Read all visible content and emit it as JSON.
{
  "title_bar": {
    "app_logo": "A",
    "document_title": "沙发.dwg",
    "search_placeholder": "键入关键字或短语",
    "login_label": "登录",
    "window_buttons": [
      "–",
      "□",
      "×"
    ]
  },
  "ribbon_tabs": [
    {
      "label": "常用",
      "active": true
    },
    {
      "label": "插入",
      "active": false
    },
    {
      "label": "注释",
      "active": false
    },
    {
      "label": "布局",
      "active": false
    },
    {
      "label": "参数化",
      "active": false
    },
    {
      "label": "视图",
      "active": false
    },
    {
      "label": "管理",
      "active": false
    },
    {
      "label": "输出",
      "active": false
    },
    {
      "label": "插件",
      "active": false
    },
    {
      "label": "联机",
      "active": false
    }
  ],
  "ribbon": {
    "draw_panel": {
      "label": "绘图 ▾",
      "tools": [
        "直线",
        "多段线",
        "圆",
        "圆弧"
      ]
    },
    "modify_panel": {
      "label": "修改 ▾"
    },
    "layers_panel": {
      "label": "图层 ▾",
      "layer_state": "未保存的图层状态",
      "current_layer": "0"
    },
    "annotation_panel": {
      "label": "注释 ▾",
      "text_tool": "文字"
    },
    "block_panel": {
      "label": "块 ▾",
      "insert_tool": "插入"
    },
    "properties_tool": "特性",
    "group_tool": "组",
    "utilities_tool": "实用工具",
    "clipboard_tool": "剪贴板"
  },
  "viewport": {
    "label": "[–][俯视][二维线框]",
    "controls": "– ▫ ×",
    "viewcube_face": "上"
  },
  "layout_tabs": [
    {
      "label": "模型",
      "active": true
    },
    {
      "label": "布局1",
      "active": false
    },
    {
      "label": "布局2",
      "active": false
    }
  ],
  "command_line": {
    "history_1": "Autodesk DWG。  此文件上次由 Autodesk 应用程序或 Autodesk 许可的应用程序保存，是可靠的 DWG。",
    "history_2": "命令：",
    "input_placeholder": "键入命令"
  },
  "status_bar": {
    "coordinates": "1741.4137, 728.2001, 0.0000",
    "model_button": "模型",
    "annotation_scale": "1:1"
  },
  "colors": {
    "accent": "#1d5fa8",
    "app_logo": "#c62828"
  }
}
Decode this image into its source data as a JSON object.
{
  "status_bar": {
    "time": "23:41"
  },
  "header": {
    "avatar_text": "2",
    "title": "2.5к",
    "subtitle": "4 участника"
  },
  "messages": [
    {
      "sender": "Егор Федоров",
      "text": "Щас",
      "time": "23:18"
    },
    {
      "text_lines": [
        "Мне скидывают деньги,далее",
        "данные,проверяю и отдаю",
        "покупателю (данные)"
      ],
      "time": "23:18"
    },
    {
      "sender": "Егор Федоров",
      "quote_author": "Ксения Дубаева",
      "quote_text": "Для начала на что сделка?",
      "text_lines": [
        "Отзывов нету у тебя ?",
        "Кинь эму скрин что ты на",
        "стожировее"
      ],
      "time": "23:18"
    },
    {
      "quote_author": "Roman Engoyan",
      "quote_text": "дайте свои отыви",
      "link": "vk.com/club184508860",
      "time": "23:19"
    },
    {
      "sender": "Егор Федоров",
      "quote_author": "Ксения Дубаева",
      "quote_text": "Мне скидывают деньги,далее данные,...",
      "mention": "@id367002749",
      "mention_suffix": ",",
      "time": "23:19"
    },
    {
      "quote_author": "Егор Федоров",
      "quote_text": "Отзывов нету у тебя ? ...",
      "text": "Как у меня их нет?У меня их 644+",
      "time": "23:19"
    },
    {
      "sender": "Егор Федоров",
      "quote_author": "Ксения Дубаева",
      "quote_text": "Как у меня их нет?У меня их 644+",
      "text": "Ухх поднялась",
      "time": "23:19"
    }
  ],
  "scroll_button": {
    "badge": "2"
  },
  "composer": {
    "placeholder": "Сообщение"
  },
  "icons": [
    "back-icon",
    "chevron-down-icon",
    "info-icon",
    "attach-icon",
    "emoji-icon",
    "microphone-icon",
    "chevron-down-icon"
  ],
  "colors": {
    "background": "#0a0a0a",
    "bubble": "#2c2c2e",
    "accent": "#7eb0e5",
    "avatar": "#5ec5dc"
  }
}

◆ SHORT TASK
The entries above should be repeated exactly, every one of them.

◆ EXERCISE OUTPUT
Read all visible content and emit it as JSON.
{
  "title_bar": {
    "app_logo": "A",
    "document_title": "沙发.dwg",
    "search_placeholder": "键入关键字或短语",
    "login_label": "登录",
    "window_buttons": [
      "–",
      "□",
      "×"
    ]
  },
  "ribbon_tabs": [
    {
      "label": "常用",
      "active": true
    },
    {
      "label": "插入",
      "active": false
    },
    {
      "label": "注释",
      "active": false
    },
    {
      "label": "布局",
      "active": false
    },
    {
      "label": "参数化",
      "active": false
    },
    {
      "label": "视图",
      "active": false
    },
    {
      "label": "管理",
      "active": false
    },
    {
      "label": "输出",
      "active": false
    },
    {
      "label": "插件",
      "active": false
    },
    {
      "label": "联机",
      "active": false
    }
  ],
  "ribbon": {
    "draw_panel": {
      "label": "绘图 ▾",
      "tools": [
        "直线",
        "多段线",
        "圆",
        "圆弧"
      ]
    },
    "modify_panel": {
      "label": "修改 ▾"
    },
    "layers_panel": {
      "label": "图层 ▾",
      "layer_state": "未保存的图层状态",
      "current_layer": "0"
    },
    "annotation_panel": {
      "label": "注释 ▾",
      "text_tool": "文字"
    },
    "block_panel": {
      "label": "块 ▾",
      "insert_tool": "插入"
    },
    "properties_tool": "特性",
    "group_tool": "组",
    "utilities_tool": "实用工具",
    "clipboard_tool": "剪贴板"
  },
  "viewport": {
    "label": "[–][俯视][二维线框]",
    "controls": "– ▫ ×",
    "viewcube_face": "上"
  },
  "layout_tabs": [
    {
      "label": "模型",
      "active": true
    },
    {
      "label": "布局1",
      "active": false
    },
    {
      "label": "布局2",
      "active": false
    }
  ],
  "command_line": {
    "history_1": "Autodesk DWG。  此文件上次由 Autodesk 应用程序或 Autodesk 许可的应用程序保存，是可靠的 DWG。",
    "history_2": "命令：",
    "input_placeholder": "键入命令"
  },
  "status_bar": {
    "coordinates": "1741.4137, 728.2001, 0.0000",
    "model_button": "模型",
    "annotation_scale": "1:1"
  },
  "colors": {
    "accent": "#1d5fa8",
    "app_logo": "#c62828"
  }
}
Decode this image into its source data as a JSON object.
{
  "status_bar": {
    "time": "23:41"
  },
  "header": {
    "avatar_text": "2",
    "title": "2.5к",
    "subtitle": "4 участника"
  },
  "messages": [
    {
      "sender": "Егор Федоров",
      "text": "Щас",
      "time": "23:18"
    },
    {
      "text_lines": [
        "Мне скидывают деньги,далее",
        "данные,проверяю и отдаю",
        "покупателю (данные)"
      ],
      "time": "23:18"
    },
    {
      "sender": "Егор Федоров",
      "quote_author": "Ксения Дубаева",
      "quote_text": "Для начала на что сделка?",
      "text_lines": [
        "Отзывов нету у тебя ?",
        "Кинь эму скрин что ты на",
        "стожировее"
      ],
      "time": "23:18"
    },
    {
      "quote_author": "Roman Engoyan",
      "quote_text": "дайте свои отыви",
      "link": "vk.com/club184508860",
      "time": "23:19"
    },
    {
      "sender": "Егор Федоров",
      "quote_author": "Ксения Дубаева",
      "quote_text": "Мне скидывают деньги,далее данные,...",
      "mention": "@id367002749",
      "mention_suffix": ",",
      "time": "23:19"
    },
    {
      "quote_author": "Егор Федоров",
      "quote_text": "Отзывов нету у тебя ? ...",
      "text": "Как у меня их нет?У меня их 644+",
      "time": "23:19"
    },
    {
      "sender": "Егор Федоров",
      "quote_author": "Ксения Дубаева",
      "quote_text": "Как у меня их нет?У меня их 644+",
      "text": "Ухх поднялась",
      "time": "23:19"
    }
  ],
  "scroll_button": {
    "badge": "2"
  },
  "composer": {
    "placeholder": "Сообщение"
  },
  "icons": [
    "back-icon",
    "chevron-down-icon",
    "info-icon",
    "attach-icon",
    "emoji-icon",
    "microphone-icon",
    "chevron-down-icon"
  ],
  "colors": {
    "background": "#0a0a0a",
    "bubble": "#2c2c2e",
    "accent": "#7eb0e5",
    "avatar": "#5ec5dc"
  }
}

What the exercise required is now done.